What you have to do:
Reproduce the material in full, unchanged.

Data items:
┏━━
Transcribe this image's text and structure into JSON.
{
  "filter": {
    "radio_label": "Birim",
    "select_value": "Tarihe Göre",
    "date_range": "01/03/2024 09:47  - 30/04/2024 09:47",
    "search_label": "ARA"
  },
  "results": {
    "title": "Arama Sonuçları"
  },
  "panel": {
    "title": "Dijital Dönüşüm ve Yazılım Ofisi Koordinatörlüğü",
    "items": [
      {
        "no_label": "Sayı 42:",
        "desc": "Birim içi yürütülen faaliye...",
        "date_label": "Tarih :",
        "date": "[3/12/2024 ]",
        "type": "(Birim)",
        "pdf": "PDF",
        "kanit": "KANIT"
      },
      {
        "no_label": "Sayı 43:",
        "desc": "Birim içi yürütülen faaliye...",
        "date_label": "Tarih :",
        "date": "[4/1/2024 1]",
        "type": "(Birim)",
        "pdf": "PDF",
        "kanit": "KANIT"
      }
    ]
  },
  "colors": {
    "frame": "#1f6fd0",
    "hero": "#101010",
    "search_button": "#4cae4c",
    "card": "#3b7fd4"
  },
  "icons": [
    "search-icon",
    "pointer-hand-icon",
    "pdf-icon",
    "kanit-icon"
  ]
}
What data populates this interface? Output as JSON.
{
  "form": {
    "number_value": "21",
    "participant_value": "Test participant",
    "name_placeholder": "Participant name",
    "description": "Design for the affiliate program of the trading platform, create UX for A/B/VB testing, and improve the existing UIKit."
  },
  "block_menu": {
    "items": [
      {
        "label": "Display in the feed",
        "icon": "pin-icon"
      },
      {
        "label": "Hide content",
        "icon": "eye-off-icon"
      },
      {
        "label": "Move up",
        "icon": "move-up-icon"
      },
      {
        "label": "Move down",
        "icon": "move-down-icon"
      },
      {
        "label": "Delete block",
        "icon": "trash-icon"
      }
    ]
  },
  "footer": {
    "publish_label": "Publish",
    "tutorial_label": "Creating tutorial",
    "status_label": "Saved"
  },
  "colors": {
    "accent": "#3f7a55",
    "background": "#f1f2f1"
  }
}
┗━━
Written response:
Transcribe this image's text and structure into JSON.
{
  "filter": {
    "radio_label": "Birim",
    "select_value": "Tarihe Göre",
    "date_range": "01/03/2024 09:47  - 30/04/2024 09:47",
    "search_label": "ARA"
  },
  "results": {
    "title": "Arama Sonuçları"
  },
  "panel": {
    "title": "Dijital Dönüşüm ve Yazılım Ofisi Koordinatörlüğü",
    "items": [
      {
        "no_label": "Sayı 42:",
        "desc": "Birim içi yürütülen faaliye...",
        "date_label": "Tarih :",
        "date": "[3/12/2024 ]",
        "type": "(Birim)",
        "pdf": "PDF",
        "kanit": "KANIT"
      },
      {
        "no_label": "Sayı 43:",
        "desc": "Birim içi yürütülen faaliye...",
        "date_label": "Tarih :",
        "date": "[4/1/2024 1]",
        "type": "(Birim)",
        "pdf": "PDF",
        "kanit": "KANIT"
      }
    ]
  },
  "colors": {
    "frame": "#1f6fd0",
    "hero": "#101010",
    "search_button": "#4cae4c",
    "card": "#3b7fd4"
  },
  "icons": [
    "search-icon",
    "pointer-hand-icon",
    "pdf-icon",
    "kanit-icon"
  ]
}
What data populates this interface? Output as JSON.
{
  "form": {
    "number_value": "21",
    "participant_value": "Test participant",
    "name_placeholder": "Participant name",
    "description": "Design for the affiliate program of the trading platform, create UX for A/B/VB testing, and improve the existing UIKit."
  },
  "block_menu": {
    "items": [
      {
        "label": "Display in the feed",
        "icon": "pin-icon"
      },
      {
        "label": "Hide content",
        "icon": "eye-off-icon"
      },
      {
        "label": "Move up",
        "icon": "move-up-icon"
      },
      {
        "label": "Move down",
        "icon": "move-down-icon"
      },
      {
        "label": "Delete block",
        "icon": "trash-icon"
      }
    ]
  },
  "footer": {
    "publish_label": "Publish",
    "tutorial_label": "Creating tutorial",
    "status_label": "Saved"
  },
  "colors": {
    "accent": "#3f7a55",
    "background": "#f1f2f1"
  }
}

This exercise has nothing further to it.